Reproduce the records below in full and word for word, excluding pictures.

START

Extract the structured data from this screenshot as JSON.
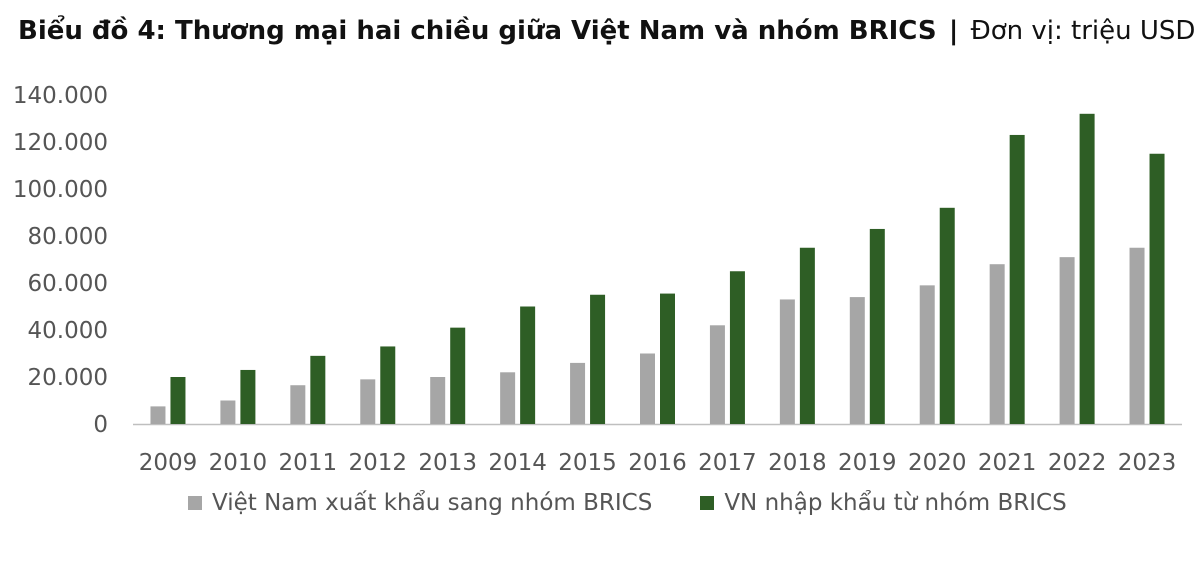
{
  "title": {
    "main": "Biểu đồ 4: Thương mại hai chiều giữa Việt Nam và nhóm BRICS",
    "separator": "|",
    "unit": "Đơn vị: triệu USD"
  },
  "colors": {
    "export": "#a6a6a6",
    "import": "#2e5e25",
    "axis": "#bfbfbf",
    "text": "#555555"
  },
  "chart_data": {
    "type": "bar",
    "categories": [
      "2009",
      "2010",
      "2011",
      "2012",
      "2013",
      "2014",
      "2015",
      "2016",
      "2017",
      "2018",
      "2019",
      "2020",
      "2021",
      "2022",
      "2023"
    ],
    "series": [
      {
        "name": "Việt Nam xuất khẩu sang nhóm BRICS",
        "values": [
          7500,
          10000,
          16500,
          19000,
          20000,
          22000,
          26000,
          30000,
          42000,
          53000,
          54000,
          59000,
          68000,
          71000,
          75000
        ]
      },
      {
        "name": "VN nhập khẩu từ nhóm BRICS",
        "values": [
          20000,
          23000,
          29000,
          33000,
          41000,
          50000,
          55000,
          55500,
          65000,
          75000,
          83000,
          92000,
          123000,
          132000,
          115000
        ]
      }
    ],
    "ylim": [
      0,
      140000
    ],
    "yticks": [
      0,
      20000,
      40000,
      60000,
      80000,
      100000,
      120000,
      140000
    ],
    "ytick_labels": [
      "0",
      "20.000",
      "40.000",
      "60.000",
      "80.000",
      "100.000",
      "120.000",
      "140.000"
    ],
    "grid": false,
    "legend_position": "bottom"
  }
}
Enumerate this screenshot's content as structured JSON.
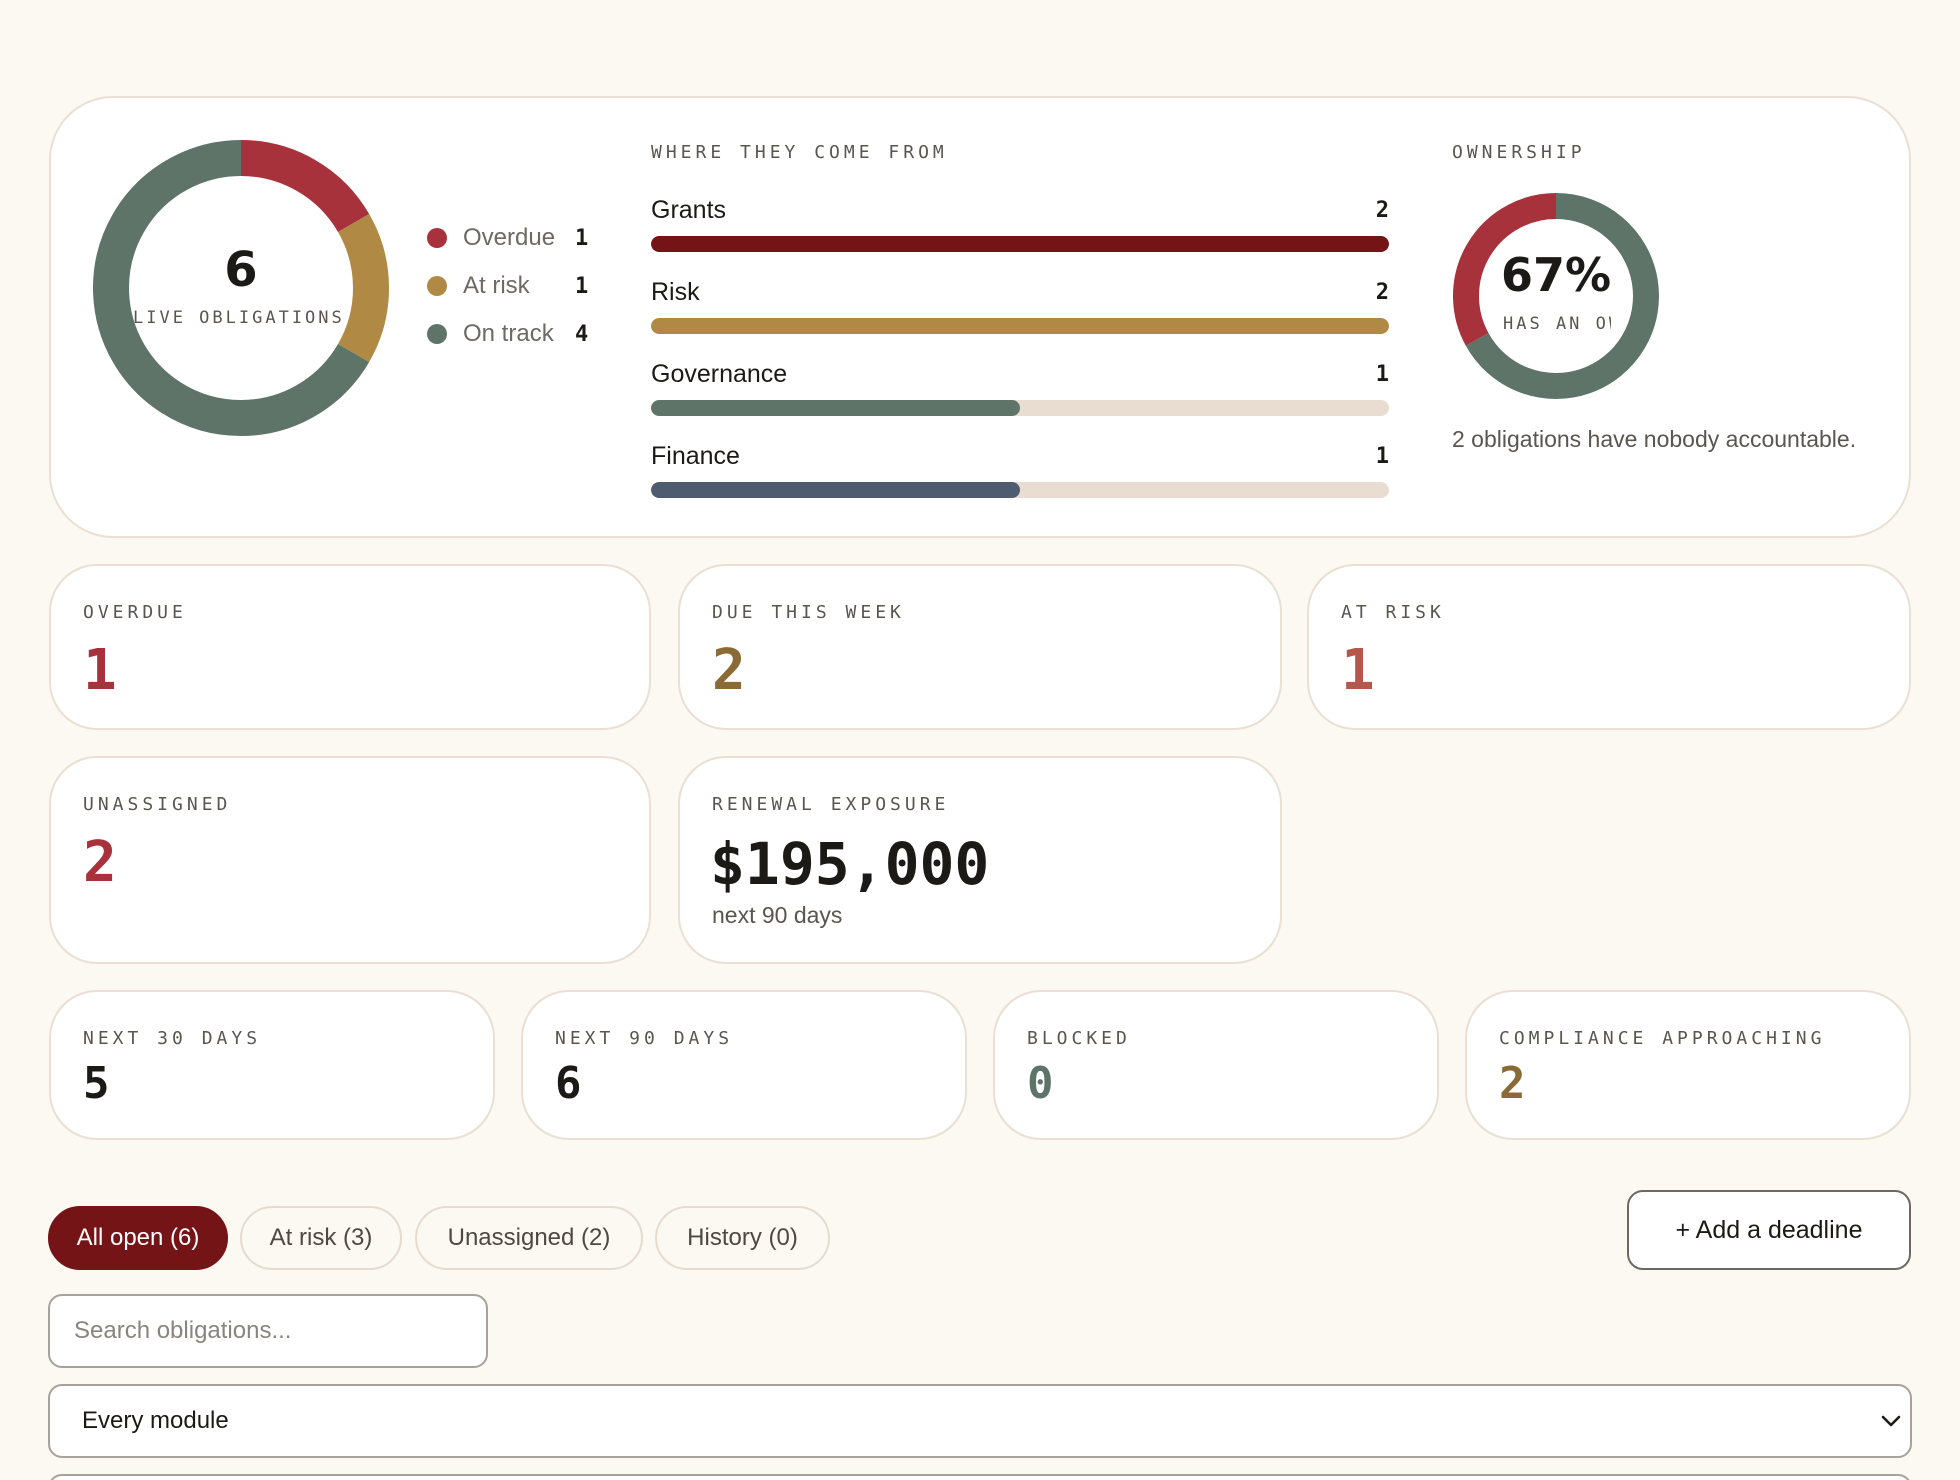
{
  "summary": {
    "live_total": "6",
    "live_label": "LIVE OBLIGATIONS",
    "status_segments": [
      {
        "label": "Overdue",
        "count": 1,
        "color": "#a8323c"
      },
      {
        "label": "At risk",
        "count": 1,
        "color": "#b08a44"
      },
      {
        "label": "On track",
        "count": 4,
        "color": "#5f7468"
      }
    ],
    "sources_caption": "WHERE THEY COME FROM",
    "sources": [
      {
        "name": "Grants",
        "count": 2,
        "color": "#741417"
      },
      {
        "name": "Risk",
        "count": 2,
        "color": "#b08a44"
      },
      {
        "name": "Governance",
        "count": 1,
        "color": "#5f7468"
      },
      {
        "name": "Finance",
        "count": 1,
        "color": "#4f5c70"
      }
    ],
    "ownership_caption": "OWNERSHIP",
    "ownership_percent": "67%",
    "ownership_fraction": 0.67,
    "ownership_label": "HAS AN OWNER",
    "ownership_note": "2 obligations have nobody accountable.",
    "colors": {
      "owned": "#5f7468",
      "unowned": "#a8323c"
    }
  },
  "stats": {
    "overdue": {
      "label": "OVERDUE",
      "value": "1",
      "color": "#a8323c"
    },
    "due_week": {
      "label": "DUE THIS WEEK",
      "value": "2",
      "color": "#8a6a35"
    },
    "at_risk": {
      "label": "AT RISK",
      "value": "1",
      "color": "#b5574a"
    },
    "unassigned": {
      "label": "UNASSIGNED",
      "value": "2",
      "color": "#a8323c"
    },
    "renewal": {
      "label": "RENEWAL EXPOSURE",
      "value": "$195,000",
      "sub": "next 90 days",
      "color": "#1c1a17"
    },
    "next30": {
      "label": "NEXT 30 DAYS",
      "value": "5",
      "color": "#1c1a17"
    },
    "next90": {
      "label": "NEXT 90 DAYS",
      "value": "6",
      "color": "#1c1a17"
    },
    "blocked": {
      "label": "BLOCKED",
      "value": "0",
      "color": "#5f7468"
    },
    "compliance": {
      "label": "COMPLIANCE APPROACHING",
      "value": "2",
      "color": "#8a6a35"
    }
  },
  "filters": {
    "tabs": [
      {
        "label": "All open (6)",
        "active": true
      },
      {
        "label": "At risk (3)",
        "active": false
      },
      {
        "label": "Unassigned (2)",
        "active": false
      },
      {
        "label": "History (0)",
        "active": false
      }
    ],
    "add_label": "+ Add a deadline",
    "search_placeholder": "Search obligations...",
    "module_selected": "Every module"
  }
}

END

» EXERCISE OUTPUT
Extract the structured data from this screenshot as JSON.
{
  "title": {
    "main": "Biểu đồ 4: Thương mại hai chiều giữa Việt Nam và nhóm BRICS",
    "separator": "|",
    "unit": "Đơn vị: triệu USD"
  },
  "colors": {
    "export": "#a6a6a6",
    "import": "#2e5e25",
    "axis": "#bfbfbf",
    "text": "#555555"
  },
  "chart_data": {
    "type": "bar",
    "categories": [
      "2009",
      "2010",
      "2011",
      "2012",
      "2013",
      "2014",
      "2015",
      "2016",
      "2017",
      "2018",
      "2019",
      "2020",
      "2021",
      "2022",
      "2023"
    ],
    "series": [
      {
        "name": "Việt Nam xuất khẩu sang nhóm BRICS",
        "values": [
          7500,
          10000,
          16500,
          19000,
          20000,
          22000,
          26000,
          30000,
          42000,
          53000,
          54000,
          59000,
          68000,
          71000,
          75000
        ]
      },
      {
        "name": "VN nhập khẩu từ nhóm BRICS",
        "values": [
          20000,
          23000,
          29000,
          33000,
          41000,
          50000,
          55000,
          55500,
          65000,
          75000,
          83000,
          92000,
          123000,
          132000,
          115000
        ]
      }
    ],
    "ylim": [
      0,
      140000
    ],
    "yticks": [
      0,
      20000,
      40000,
      60000,
      80000,
      100000,
      120000,
      140000
    ],
    "ytick_labels": [
      "0",
      "20.000",
      "40.000",
      "60.000",
      "80.000",
      "100.000",
      "120.000",
      "140.000"
    ],
    "grid": false,
    "legend_position": "bottom"
  }
}
Enumerate this screenshot's content as structured JSON.
{
  "summary": {
    "live_total": "6",
    "live_label": "LIVE OBLIGATIONS",
    "status_segments": [
      {
        "label": "Overdue",
        "count": 1,
        "color": "#a8323c"
      },
      {
        "label": "At risk",
        "count": 1,
        "color": "#b08a44"
      },
      {
        "label": "On track",
        "count": 4,
        "color": "#5f7468"
      }
    ],
    "sources_caption": "WHERE THEY COME FROM",
    "sources": [
      {
        "name": "Grants",
        "count": 2,
        "color": "#741417"
      },
      {
        "name": "Risk",
        "count": 2,
        "color": "#b08a44"
      },
      {
        "name": "Governance",
        "count": 1,
        "color": "#5f7468"
      },
      {
        "name": "Finance",
        "count": 1,
        "color": "#4f5c70"
      }
    ],
    "ownership_caption": "OWNERSHIP",
    "ownership_percent": "67%",
    "ownership_fraction": 0.67,
    "ownership_label": "HAS AN OWNER",
    "ownership_note": "2 obligations have nobody accountable.",
    "colors": {
      "owned": "#5f7468",
      "unowned": "#a8323c"
    }
  },
  "stats": {
    "overdue": {
      "label": "OVERDUE",
      "value": "1",
      "color": "#a8323c"
    },
    "due_week": {
      "label": "DUE THIS WEEK",
      "value": "2",
      "color": "#8a6a35"
    },
    "at_risk": {
      "label": "AT RISK",
      "value": "1",
      "color": "#b5574a"
    },
    "unassigned": {
      "label": "UNASSIGNED",
      "value": "2",
      "color": "#a8323c"
    },
    "renewal": {
      "label": "RENEWAL EXPOSURE",
      "value": "$195,000",
      "sub": "next 90 days",
      "color": "#1c1a17"
    },
    "next30": {
      "label": "NEXT 30 DAYS",
      "value": "5",
      "color": "#1c1a17"
    },
    "next90": {
      "label": "NEXT 90 DAYS",
      "value": "6",
      "color": "#1c1a17"
    },
    "blocked": {
      "label": "BLOCKED",
      "value": "0",
      "color": "#5f7468"
    },
    "compliance": {
      "label": "COMPLIANCE APPROACHING",
      "value": "2",
      "color": "#8a6a35"
    }
  },
  "filters": {
    "tabs": [
      {
        "label": "All open (6)",
        "active": true
      },
      {
        "label": "At risk (3)",
        "active": false
      },
      {
        "label": "Unassigned (2)",
        "active": false
      },
      {
        "label": "History (0)",
        "active": false
      }
    ],
    "add_label": "+ Add a deadline",
    "search_placeholder": "Search obligations...",
    "module_selected": "Every module"
  }
}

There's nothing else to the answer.